**Stored data:**
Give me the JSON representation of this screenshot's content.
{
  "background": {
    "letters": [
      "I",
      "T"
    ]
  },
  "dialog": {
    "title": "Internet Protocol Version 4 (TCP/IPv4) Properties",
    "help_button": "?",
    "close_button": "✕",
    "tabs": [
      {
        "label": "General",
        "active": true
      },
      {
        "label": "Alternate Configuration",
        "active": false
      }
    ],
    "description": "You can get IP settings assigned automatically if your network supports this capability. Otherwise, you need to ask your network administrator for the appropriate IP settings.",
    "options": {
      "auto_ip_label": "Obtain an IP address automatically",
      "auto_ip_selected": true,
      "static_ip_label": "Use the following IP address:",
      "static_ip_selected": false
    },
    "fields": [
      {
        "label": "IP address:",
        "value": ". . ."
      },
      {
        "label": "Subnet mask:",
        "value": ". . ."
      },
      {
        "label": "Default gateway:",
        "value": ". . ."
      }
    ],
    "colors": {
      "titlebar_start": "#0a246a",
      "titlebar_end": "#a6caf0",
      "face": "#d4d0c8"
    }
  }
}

**PROMPT:**
Every line holding "address" should be copied out.

**RESPONSE TO THE EXERCISE:**
      "auto_ip_label": "Obtain an IP address automatically",
      "static_ip_label": "Use the following IP address:",
        "label": "IP address:",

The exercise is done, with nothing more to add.